The pharmacist, a small woman in her mid 30’s, was the only one who seemed to notice my presence, asking generic questions about my life. While I often found these questions monotonous, in this instance I was grateful. I found myself looking at the clock, counting down the minutes until it was time to leave. Reaffirming my instinct that a career in medicine was not for me.
Most of the patients we visited were elderly, the kind you would expect to see hooked up to a breathing machine. As we walked to the next room, the pharmacist pulled me aside.
“Did you father tell you about this next patient” she asked.
I shook my head.
“It’s really sad. This college age boy, he overdosed on drugs a few days ago. His roommates found him and brought him in, but it’s too late. He went into cardiac arrest, braindead. His whole family’s been here for days, but they don’t know yet. Your father has to tell them today. Absolutely Tragic.”
Before I had time to process the gravity of what she said, we entered the room.
The boy was hooked up to the ventilator, looking almost asleep. He was handsome in a boyish way. He seemed so normal, like he could be any one of my friends at school. This caught me off guard. When I thought of drug-users, my mind flashed with stereotypical images of raggedy men on the streets, tattered clothes and cardboard boxes.

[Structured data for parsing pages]
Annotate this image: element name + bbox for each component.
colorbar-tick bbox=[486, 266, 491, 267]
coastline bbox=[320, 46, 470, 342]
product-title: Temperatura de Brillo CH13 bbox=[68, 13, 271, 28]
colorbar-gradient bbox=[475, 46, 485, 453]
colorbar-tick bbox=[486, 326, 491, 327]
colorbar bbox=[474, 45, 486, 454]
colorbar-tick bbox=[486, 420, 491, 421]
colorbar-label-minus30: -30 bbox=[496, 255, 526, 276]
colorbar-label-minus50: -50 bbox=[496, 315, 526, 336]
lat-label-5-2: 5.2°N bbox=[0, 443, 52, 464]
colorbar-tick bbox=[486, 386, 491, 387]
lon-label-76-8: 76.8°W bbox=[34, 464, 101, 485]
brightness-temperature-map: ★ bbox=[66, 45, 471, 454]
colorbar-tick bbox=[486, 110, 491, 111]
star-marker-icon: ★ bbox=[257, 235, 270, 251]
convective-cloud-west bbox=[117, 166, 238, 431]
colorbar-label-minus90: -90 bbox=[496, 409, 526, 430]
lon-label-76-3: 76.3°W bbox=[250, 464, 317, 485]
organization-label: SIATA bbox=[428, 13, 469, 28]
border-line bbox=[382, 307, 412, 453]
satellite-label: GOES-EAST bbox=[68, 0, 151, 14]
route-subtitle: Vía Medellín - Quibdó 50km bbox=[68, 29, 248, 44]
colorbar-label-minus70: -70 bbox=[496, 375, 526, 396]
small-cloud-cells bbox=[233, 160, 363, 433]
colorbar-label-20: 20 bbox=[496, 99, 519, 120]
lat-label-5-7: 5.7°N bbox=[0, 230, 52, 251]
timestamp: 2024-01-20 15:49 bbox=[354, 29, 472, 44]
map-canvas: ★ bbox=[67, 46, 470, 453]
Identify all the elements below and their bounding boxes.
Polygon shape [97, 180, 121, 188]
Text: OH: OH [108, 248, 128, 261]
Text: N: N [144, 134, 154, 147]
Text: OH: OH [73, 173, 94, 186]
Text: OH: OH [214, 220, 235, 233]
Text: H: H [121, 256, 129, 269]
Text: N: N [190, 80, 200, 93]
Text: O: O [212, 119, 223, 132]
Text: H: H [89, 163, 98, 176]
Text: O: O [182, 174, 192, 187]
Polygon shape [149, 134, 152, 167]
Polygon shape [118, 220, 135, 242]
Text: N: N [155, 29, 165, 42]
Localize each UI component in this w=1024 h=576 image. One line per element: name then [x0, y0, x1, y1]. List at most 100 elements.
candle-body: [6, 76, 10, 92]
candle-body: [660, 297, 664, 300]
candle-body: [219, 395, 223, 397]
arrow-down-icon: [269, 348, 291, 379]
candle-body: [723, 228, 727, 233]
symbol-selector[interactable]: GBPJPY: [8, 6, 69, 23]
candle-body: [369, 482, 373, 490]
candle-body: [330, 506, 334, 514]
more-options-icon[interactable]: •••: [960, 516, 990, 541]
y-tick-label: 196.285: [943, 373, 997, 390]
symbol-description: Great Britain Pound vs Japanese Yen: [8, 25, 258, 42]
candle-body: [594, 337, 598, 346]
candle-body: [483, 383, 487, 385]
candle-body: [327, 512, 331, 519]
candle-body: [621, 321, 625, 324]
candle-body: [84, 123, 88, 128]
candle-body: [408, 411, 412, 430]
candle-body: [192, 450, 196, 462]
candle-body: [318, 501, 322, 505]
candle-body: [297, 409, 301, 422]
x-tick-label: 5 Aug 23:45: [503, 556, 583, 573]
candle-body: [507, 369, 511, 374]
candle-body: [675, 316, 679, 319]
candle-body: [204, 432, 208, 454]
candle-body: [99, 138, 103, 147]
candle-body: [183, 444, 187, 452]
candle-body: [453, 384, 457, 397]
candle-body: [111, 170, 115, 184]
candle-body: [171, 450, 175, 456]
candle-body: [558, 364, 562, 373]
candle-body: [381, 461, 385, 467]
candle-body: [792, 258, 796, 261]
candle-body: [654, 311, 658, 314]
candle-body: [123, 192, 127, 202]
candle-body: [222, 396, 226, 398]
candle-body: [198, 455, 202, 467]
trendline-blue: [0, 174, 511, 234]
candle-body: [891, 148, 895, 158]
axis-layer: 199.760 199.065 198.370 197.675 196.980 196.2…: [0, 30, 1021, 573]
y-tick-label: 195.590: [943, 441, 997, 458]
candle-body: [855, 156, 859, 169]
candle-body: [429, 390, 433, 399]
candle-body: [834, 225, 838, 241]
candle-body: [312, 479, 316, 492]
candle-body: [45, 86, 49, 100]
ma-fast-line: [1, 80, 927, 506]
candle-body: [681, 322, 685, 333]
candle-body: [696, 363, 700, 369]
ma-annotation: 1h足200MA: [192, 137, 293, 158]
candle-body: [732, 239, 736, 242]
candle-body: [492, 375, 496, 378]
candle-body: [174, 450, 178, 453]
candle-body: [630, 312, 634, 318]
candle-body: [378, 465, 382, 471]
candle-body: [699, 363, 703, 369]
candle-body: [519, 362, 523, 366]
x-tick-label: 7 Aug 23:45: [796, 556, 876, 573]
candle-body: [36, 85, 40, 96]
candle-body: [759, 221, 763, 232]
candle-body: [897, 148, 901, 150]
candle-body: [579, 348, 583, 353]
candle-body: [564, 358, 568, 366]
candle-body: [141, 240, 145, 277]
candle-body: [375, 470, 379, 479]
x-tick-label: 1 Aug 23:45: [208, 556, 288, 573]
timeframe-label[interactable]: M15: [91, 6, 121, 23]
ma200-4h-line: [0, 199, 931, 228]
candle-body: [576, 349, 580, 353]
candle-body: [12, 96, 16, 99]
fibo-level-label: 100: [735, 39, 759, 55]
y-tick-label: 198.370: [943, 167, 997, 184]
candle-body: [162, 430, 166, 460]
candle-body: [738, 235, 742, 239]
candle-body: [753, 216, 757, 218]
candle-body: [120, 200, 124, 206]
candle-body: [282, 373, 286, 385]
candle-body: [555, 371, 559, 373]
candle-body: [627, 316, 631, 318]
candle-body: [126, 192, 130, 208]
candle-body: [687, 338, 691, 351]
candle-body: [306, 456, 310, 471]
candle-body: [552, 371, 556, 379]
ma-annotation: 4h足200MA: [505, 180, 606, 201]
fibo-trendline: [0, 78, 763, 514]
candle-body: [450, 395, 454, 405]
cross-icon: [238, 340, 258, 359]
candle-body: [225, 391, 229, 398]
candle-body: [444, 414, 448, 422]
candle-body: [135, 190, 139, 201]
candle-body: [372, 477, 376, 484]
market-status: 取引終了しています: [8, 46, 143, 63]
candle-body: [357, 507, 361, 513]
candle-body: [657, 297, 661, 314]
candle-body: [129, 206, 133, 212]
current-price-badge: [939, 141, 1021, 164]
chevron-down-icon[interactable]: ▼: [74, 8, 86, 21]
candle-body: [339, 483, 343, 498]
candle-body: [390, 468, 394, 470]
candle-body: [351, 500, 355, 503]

Exercise ->
Copy the stretch of the passage about the hospital visit from "Before I had" through "and cardboard boxes.", word for word. The records have no connection to the passage about the hospital visit.

Reply ->
Before I had time to process the gravity of what she said, we entered the room.
The boy was hooked up to the ventilator, looking almost asleep. He was handsome in a boyish way. He seemed so normal, like he could be any one of my friends at school. This caught me off guard. When I thought of drug-users, my mind flashed with stereotypical images of raggedy men on the streets, tattered clothes and cardboard boxes.